Стали писать с ним музыку. Ему был всего 21 год, он учился в Гнесинском, на оперном факультете. Руководил ансамблем "Скоморохи", неплохо сочинял мелодии, но толком не знал ни оркестровки, ни симфонического голосоведения, ни развития музыкальных тем. Помогало то, что я сам учился музыке пятнадцать лет. Он был певцом, а я – пианистом, а потому анализ формы знал лучше его.

Работа у нас начиналась с того, что он играл какую-нибудь тему, а я слушал. Одну, другую, третью – песен у него насочинено было штук четыреста. Вдруг чувствую, что-то похожее на то, что надо: "Та-ра-та-та. Та-ра-та-та". И еще в другой теме что-то забрезжило: "Та-ра-рам-та-ра-рам".

– Стоп. Попробуй то же помедленнее.

Так из двух песен слепилась одна – "Только я и ты, да только я и ты...". Мы лепили ее вместе. У него был великолепный материал, но он поначалу не знал, как с ним обращаться. Да и я еще не представлял, какое место займет в фильме музыка. Понимал, что ее должно быть много, но не знал, что ее роль будет так велика. Не мог предвидеть, что картина включит в себя элементы мюзикла и рок-оперы. Не представлял, что в финале мои герои запоют.

Постепенно по ходу съемок ощупью шел поиск условной стилистики. Вначале каждая песня была конкретно оправдана – герой взял гитару и запел. Потом кто-то запел без всякого житейского оправдания. Потом запел хор. А дальше пошла уже почти рок-опера.

Когда я впервые попробовал ввести в кадр диг, осветительный прибор, то сам еще не знал, к чему это приведет. Страшно было. На просмотре материала даже вспотел от волнения: что это? Как поймут? Может, примут за ошибку оператора? Может, лучше все это к чертям вырезать? Но убедился: работает. Мы все более нахально светили дигами в кадр, открыто нарушая все законы правдоподобия. Потом даже показали самих себя у съемочной камеры. Стилистика вкрадывалась в фильм как бы сама собой...

Я вдруг почувствовал перед собой не стену, а пространство. В него сначала протиснулась рука, потом – голова и плечо, потом оказалось, что в него можно войти.

## ЗАПИСИ ДАННЫХ:
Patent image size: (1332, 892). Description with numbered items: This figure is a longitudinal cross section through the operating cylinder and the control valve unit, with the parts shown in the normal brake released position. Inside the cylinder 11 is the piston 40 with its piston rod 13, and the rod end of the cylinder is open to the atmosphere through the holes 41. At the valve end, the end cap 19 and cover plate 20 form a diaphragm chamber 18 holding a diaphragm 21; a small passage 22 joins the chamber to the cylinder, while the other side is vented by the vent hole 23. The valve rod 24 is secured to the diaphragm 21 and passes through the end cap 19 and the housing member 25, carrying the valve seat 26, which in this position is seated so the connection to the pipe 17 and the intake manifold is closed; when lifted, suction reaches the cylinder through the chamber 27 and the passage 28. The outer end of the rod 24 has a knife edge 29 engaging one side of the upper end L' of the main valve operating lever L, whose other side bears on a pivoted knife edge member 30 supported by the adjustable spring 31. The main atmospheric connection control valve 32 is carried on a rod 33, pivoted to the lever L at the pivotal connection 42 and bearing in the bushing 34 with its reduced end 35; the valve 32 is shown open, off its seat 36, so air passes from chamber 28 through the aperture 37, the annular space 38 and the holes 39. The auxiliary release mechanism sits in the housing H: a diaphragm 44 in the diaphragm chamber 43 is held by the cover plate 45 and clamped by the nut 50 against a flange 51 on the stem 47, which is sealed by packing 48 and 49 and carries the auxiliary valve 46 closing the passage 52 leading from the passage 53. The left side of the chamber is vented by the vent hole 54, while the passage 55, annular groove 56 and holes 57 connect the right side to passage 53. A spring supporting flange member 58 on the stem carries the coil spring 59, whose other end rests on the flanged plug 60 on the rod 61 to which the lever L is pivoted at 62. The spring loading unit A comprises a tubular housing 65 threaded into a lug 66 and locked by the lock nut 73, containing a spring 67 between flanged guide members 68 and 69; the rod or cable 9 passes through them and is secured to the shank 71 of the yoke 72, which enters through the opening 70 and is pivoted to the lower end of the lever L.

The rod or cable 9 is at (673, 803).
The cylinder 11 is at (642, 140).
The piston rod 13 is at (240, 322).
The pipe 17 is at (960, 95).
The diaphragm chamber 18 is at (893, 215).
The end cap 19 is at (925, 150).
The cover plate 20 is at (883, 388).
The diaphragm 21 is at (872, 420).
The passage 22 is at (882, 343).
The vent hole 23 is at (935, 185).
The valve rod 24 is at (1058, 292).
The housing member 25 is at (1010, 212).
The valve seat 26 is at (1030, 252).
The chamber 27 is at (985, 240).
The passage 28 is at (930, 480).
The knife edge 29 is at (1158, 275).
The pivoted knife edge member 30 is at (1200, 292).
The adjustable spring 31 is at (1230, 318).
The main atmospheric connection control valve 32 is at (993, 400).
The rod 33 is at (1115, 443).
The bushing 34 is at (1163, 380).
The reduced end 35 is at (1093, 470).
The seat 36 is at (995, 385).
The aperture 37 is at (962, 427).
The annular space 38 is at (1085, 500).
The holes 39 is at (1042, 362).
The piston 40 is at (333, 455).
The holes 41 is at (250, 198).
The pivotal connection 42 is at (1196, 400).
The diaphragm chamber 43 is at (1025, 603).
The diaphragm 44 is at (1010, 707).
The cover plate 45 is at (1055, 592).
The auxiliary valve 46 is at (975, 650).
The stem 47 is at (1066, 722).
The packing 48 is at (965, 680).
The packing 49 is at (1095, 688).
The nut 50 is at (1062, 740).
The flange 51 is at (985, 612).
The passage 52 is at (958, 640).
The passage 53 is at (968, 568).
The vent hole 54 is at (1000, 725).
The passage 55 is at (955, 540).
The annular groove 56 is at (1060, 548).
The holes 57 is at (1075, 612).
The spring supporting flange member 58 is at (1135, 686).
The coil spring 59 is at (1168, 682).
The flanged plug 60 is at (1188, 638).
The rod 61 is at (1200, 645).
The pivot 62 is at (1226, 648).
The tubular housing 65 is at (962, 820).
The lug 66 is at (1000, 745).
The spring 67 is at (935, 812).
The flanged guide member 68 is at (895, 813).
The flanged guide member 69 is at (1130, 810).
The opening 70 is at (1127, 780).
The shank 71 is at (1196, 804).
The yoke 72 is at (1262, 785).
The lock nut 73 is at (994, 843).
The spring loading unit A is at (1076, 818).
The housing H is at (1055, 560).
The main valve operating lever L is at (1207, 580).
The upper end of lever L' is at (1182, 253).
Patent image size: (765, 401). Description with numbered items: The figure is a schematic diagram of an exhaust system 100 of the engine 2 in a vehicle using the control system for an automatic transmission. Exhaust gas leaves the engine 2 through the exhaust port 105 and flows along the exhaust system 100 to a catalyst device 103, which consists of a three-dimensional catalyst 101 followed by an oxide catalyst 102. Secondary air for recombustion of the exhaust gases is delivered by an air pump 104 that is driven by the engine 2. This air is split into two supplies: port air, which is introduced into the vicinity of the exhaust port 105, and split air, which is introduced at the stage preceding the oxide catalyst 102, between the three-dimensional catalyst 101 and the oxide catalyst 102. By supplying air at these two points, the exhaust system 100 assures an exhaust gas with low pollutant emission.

## ЗАДАНИЕ 1:
Перепишите из статьи отрывок от «Постепенно по ходу» до «него можно войти.».
## ЗАДАНИЕ 2:
Выпишите из записей каждую строку, в которой есть слово «along».

## РЕШЕНИЕ 1:
Постепенно по ходу съемок ощупью шел поиск условной стилистики. Вначале каждая песня была конкретно оправдана – герой взял гитару и запел. Потом кто-то запел без всякого житейского оправдания. Потом запел хор. А дальше пошла уже почти рок-опера.

Когда я впервые попробовал ввести в кадр диг, осветительный прибор, то сам еще не знал, к чему это приведет. Страшно было. На просмотре материала даже вспотел от волнения: что это? Как поймут? Может, примут за ошибку оператора? Может, лучше все это к чертям вырезать? Но убедился: работает. Мы все более нахально светили дигами в кадр, открыто нарушая все законы правдоподобия. Потом даже показали самих себя у съемочной камеры. Стилистика вкрадывалась в фильм как бы сама собой...

Я вдруг почувствовал перед собой не стену, а пространство. В него сначала протиснулась рука, потом – голова и плечо, потом оказалось, что в него можно войти.

## РЕШЕНИЕ 2:
Patent image size: (765, 401). Description with numbered items: The figure is a schematic diagram of an exhaust system 100 of the engine 2 in a vehicle using the control system for an automatic transmission. Exhaust gas leaves the engine 2 through the exhaust port 105 and flows along the exhaust system 100 to a catalyst device 103, which consists of a three-dimensional catalyst 101 followed by an oxide catalyst 102. Secondary air for recombustion of the exhaust gases is delivered by an air pump 104 that is driven by the engine 2. This air is split into two supplies: port air, which is introduced into the vicinity of the exhaust port 105, and split air, which is introduced at the stage preceding the oxide catalyst 102, between the three-dimensional catalyst 101 and the oxide catalyst 102. By supplying air at these two points, the exhaust system 100 assures an exhaust gas with low pollutant emission.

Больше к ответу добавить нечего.